>> Begin Supplied data
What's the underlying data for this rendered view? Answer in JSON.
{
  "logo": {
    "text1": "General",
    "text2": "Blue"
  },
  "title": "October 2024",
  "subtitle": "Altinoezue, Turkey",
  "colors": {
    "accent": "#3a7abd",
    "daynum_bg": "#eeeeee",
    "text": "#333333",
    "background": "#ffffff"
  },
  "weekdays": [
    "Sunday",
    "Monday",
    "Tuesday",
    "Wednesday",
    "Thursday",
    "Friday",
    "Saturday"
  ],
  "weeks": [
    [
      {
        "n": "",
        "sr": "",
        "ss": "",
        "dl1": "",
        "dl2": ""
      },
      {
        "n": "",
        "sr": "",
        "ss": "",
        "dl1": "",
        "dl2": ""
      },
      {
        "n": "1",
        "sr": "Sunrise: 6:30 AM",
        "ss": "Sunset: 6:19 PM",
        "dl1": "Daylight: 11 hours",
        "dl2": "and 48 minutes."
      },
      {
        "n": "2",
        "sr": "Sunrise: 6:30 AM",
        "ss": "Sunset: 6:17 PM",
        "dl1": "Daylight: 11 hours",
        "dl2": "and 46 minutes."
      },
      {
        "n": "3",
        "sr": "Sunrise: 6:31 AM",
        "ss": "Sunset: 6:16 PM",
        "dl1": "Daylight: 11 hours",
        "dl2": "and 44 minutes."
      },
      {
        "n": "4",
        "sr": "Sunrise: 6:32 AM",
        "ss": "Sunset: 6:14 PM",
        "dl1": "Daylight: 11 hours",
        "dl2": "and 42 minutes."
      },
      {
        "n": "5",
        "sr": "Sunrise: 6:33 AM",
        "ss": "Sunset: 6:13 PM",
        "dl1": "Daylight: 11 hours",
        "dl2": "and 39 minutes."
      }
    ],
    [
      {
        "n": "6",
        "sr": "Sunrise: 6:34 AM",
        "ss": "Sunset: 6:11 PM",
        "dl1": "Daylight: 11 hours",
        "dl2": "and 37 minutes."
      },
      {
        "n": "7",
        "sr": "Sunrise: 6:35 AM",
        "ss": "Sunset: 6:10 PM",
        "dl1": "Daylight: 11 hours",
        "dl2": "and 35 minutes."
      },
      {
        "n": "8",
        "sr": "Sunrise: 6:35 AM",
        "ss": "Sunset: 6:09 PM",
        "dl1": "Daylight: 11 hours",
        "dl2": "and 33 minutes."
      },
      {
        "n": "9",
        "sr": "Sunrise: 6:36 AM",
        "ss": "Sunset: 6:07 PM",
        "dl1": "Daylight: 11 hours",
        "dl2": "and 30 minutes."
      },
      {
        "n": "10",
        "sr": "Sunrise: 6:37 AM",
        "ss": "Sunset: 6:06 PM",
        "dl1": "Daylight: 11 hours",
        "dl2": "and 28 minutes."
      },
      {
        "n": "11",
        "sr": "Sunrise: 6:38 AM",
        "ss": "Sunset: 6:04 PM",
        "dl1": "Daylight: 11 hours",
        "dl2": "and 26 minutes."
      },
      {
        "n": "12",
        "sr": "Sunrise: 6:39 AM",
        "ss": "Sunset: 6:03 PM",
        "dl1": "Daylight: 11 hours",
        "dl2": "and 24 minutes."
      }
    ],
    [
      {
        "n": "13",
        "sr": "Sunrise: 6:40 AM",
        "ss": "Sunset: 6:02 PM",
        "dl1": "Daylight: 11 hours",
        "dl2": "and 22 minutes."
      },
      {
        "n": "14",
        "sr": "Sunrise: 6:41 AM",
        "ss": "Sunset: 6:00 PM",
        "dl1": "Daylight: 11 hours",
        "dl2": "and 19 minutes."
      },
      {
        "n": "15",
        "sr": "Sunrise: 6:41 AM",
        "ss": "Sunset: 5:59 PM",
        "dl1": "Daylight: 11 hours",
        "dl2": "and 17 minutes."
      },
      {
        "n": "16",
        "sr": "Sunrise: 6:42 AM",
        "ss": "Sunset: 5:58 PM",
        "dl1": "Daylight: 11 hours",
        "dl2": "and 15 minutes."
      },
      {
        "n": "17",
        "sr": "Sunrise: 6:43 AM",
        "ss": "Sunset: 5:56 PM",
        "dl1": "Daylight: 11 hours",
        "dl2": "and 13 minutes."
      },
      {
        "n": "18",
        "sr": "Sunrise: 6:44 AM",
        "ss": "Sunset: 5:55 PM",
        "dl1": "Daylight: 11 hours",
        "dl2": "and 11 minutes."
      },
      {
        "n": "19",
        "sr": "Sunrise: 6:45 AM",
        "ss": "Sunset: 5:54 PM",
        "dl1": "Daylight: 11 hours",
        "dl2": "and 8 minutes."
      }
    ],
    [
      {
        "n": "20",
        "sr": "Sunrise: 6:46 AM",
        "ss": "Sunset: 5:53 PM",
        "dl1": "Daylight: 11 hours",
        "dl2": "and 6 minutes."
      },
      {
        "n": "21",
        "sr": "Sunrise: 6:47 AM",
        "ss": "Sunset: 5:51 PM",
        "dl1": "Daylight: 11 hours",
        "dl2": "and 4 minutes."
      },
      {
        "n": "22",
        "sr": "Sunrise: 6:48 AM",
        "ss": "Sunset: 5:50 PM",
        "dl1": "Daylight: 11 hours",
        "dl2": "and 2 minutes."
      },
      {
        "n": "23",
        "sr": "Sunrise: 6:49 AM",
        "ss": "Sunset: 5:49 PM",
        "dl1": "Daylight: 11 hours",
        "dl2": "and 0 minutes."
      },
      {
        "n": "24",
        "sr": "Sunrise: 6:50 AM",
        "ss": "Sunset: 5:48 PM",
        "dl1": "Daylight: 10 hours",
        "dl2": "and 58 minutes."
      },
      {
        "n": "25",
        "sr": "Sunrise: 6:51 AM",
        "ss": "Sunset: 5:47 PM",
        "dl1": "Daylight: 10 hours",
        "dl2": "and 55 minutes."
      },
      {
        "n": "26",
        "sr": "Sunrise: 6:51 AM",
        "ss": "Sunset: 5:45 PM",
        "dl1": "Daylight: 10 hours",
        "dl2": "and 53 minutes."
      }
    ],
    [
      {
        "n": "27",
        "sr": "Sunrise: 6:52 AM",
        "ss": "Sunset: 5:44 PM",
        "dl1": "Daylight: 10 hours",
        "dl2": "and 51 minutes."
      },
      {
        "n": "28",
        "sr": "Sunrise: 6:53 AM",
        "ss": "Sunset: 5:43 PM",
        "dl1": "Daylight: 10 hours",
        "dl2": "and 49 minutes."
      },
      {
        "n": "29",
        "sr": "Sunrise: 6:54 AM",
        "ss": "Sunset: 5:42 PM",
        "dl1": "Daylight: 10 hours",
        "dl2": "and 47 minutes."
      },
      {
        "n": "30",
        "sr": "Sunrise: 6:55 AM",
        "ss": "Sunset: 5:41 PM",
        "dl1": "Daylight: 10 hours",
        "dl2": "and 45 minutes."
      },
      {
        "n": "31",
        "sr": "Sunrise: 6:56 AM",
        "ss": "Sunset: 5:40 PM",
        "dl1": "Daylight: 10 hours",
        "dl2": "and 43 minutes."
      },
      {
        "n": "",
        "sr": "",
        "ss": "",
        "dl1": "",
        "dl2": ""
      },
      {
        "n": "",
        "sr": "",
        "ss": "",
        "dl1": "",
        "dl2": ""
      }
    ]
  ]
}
>> End Supplied data
Write out the data exactly as it stands.

What's the underlying data for this rendered view? Answer in JSON.
{
  "logo": {
    "text1": "General",
    "text2": "Blue"
  },
  "title": "October 2024",
  "subtitle": "Altinoezue, Turkey",
  "colors": {
    "accent": "#3a7abd",
    "daynum_bg": "#eeeeee",
    "text": "#333333",
    "background": "#ffffff"
  },
  "weekdays": [
    "Sunday",
    "Monday",
    "Tuesday",
    "Wednesday",
    "Thursday",
    "Friday",
    "Saturday"
  ],
  "weeks": [
    [
      {
        "n": "",
        "sr": "",
        "ss": "",
        "dl1": "",
        "dl2": ""
      },
      {
        "n": "",
        "sr": "",
        "ss": "",
        "dl1": "",
        "dl2": ""
      },
      {
        "n": "1",
        "sr": "Sunrise: 6:30 AM",
        "ss": "Sunset: 6:19 PM",
        "dl1": "Daylight: 11 hours",
        "dl2": "and 48 minutes."
      },
      {
        "n": "2",
        "sr": "Sunrise: 6:30 AM",
        "ss": "Sunset: 6:17 PM",
        "dl1": "Daylight: 11 hours",
        "dl2": "and 46 minutes."
      },
      {
        "n": "3",
        "sr": "Sunrise: 6:31 AM",
        "ss": "Sunset: 6:16 PM",
        "dl1": "Daylight: 11 hours",
        "dl2": "and 44 minutes."
      },
      {
        "n": "4",
        "sr": "Sunrise: 6:32 AM",
        "ss": "Sunset: 6:14 PM",
        "dl1": "Daylight: 11 hours",
        "dl2": "and 42 minutes."
      },
      {
        "n": "5",
        "sr": "Sunrise: 6:33 AM",
        "ss": "Sunset: 6:13 PM",
        "dl1": "Daylight: 11 hours",
        "dl2": "and 39 minutes."
      }
    ],
    [
      {
        "n": "6",
        "sr": "Sunrise: 6:34 AM",
        "ss": "Sunset: 6:11 PM",
        "dl1": "Daylight: 11 hours",
        "dl2": "and 37 minutes."
      },
      {
        "n": "7",
        "sr": "Sunrise: 6:35 AM",
        "ss": "Sunset: 6:10 PM",
        "dl1": "Daylight: 11 hours",
        "dl2": "and 35 minutes."
      },
      {
        "n": "8",
        "sr": "Sunrise: 6:35 AM",
        "ss": "Sunset: 6:09 PM",
        "dl1": "Daylight: 11 hours",
        "dl2": "and 33 minutes."
      },
      {
        "n": "9",
        "sr": "Sunrise: 6:36 AM",
        "ss": "Sunset: 6:07 PM",
        "dl1": "Daylight: 11 hours",
        "dl2": "and 30 minutes."
      },
      {
        "n": "10",
        "sr": "Sunrise: 6:37 AM",
        "ss": "Sunset: 6:06 PM",
        "dl1": "Daylight: 11 hours",
        "dl2": "and 28 minutes."
      },
      {
        "n": "11",
        "sr": "Sunrise: 6:38 AM",
        "ss": "Sunset: 6:04 PM",
        "dl1": "Daylight: 11 hours",
        "dl2": "and 26 minutes."
      },
      {
        "n": "12",
        "sr": "Sunrise: 6:39 AM",
        "ss": "Sunset: 6:03 PM",
        "dl1": "Daylight: 11 hours",
        "dl2": "and 24 minutes."
      }
    ],
    [
      {
        "n": "13",
        "sr": "Sunrise: 6:40 AM",
        "ss": "Sunset: 6:02 PM",
        "dl1": "Daylight: 11 hours",
        "dl2": "and 22 minutes."
      },
      {
        "n": "14",
        "sr": "Sunrise: 6:41 AM",
        "ss": "Sunset: 6:00 PM",
        "dl1": "Daylight: 11 hours",
        "dl2": "and 19 minutes."
      },
      {
        "n": "15",
        "sr": "Sunrise: 6:41 AM",
        "ss": "Sunset: 5:59 PM",
        "dl1": "Daylight: 11 hours",
        "dl2": "and 17 minutes."
      },
      {
        "n": "16",
        "sr": "Sunrise: 6:42 AM",
        "ss": "Sunset: 5:58 PM",
        "dl1": "Daylight: 11 hours",
        "dl2": "and 15 minutes."
      },
      {
        "n": "17",
        "sr": "Sunrise: 6:43 AM",
        "ss": "Sunset: 5:56 PM",
        "dl1": "Daylight: 11 hours",
        "dl2": "and 13 minutes."
      },
      {
        "n": "18",
        "sr": "Sunrise: 6:44 AM",
        "ss": "Sunset: 5:55 PM",
        "dl1": "Daylight: 11 hours",
        "dl2": "and 11 minutes."
      },
      {
        "n": "19",
        "sr": "Sunrise: 6:45 AM",
        "ss": "Sunset: 5:54 PM",
        "dl1": "Daylight: 11 hours",
        "dl2": "and 8 minutes."
      }
    ],
    [
      {
        "n": "20",
        "sr": "Sunrise: 6:46 AM",
        "ss": "Sunset: 5:53 PM",
        "dl1": "Daylight: 11 hours",
        "dl2": "and 6 minutes."
      },
      {
        "n": "21",
        "sr": "Sunrise: 6:47 AM",
        "ss": "Sunset: 5:51 PM",
        "dl1": "Daylight: 11 hours",
        "dl2": "and 4 minutes."
      },
      {
        "n": "22",
        "sr": "Sunrise: 6:48 AM",
        "ss": "Sunset: 5:50 PM",
        "dl1": "Daylight: 11 hours",
        "dl2": "and 2 minutes."
      },
      {
        "n": "23",
        "sr": "Sunrise: 6:49 AM",
        "ss": "Sunset: 5:49 PM",
        "dl1": "Daylight: 11 hours",
        "dl2": "and 0 minutes."
      },
      {
        "n": "24",
        "sr": "Sunrise: 6:50 AM",
        "ss": "Sunset: 5:48 PM",
        "dl1": "Daylight: 10 hours",
        "dl2": "and 58 minutes."
      },
      {
        "n": "25",
        "sr": "Sunrise: 6:51 AM",
        "ss": "Sunset: 5:47 PM",
        "dl1": "Daylight: 10 hours",
        "dl2": "and 55 minutes."
      },
      {
        "n": "26",
        "sr": "Sunrise: 6:51 AM",
        "ss": "Sunset: 5:45 PM",
        "dl1": "Daylight: 10 hours",
        "dl2": "and 53 minutes."
      }
    ],
    [
      {
        "n": "27",
        "sr": "Sunrise: 6:52 AM",
        "ss": "Sunset: 5:44 PM",
        "dl1": "Daylight: 10 hours",
        "dl2": "and 51 minutes."
      },
      {
        "n": "28",
        "sr": "Sunrise: 6:53 AM",
        "ss": "Sunset: 5:43 PM",
        "dl1": "Daylight: 10 hours",
        "dl2": "and 49 minutes."
      },
      {
        "n": "29",
        "sr": "Sunrise: 6:54 AM",
        "ss": "Sunset: 5:42 PM",
        "dl1": "Daylight: 10 hours",
        "dl2": "and 47 minutes."
      },
      {
        "n": "30",
        "sr": "Sunrise: 6:55 AM",
        "ss": "Sunset: 5:41 PM",
        "dl1": "Daylight: 10 hours",
        "dl2": "and 45 minutes."
      },
      {
        "n": "31",
        "sr": "Sunrise: 6:56 AM",
        "ss": "Sunset: 5:40 PM",
        "dl1": "Daylight: 10 hours",
        "dl2": "and 43 minutes."
      },
      {
        "n": "",
        "sr": "",
        "ss": "",
        "dl1": "",
        "dl2": ""
      },
      {
        "n": "",
        "sr": "",
        "ss": "",
        "dl1": "",
        "dl2": ""
      }
    ]
  ]
}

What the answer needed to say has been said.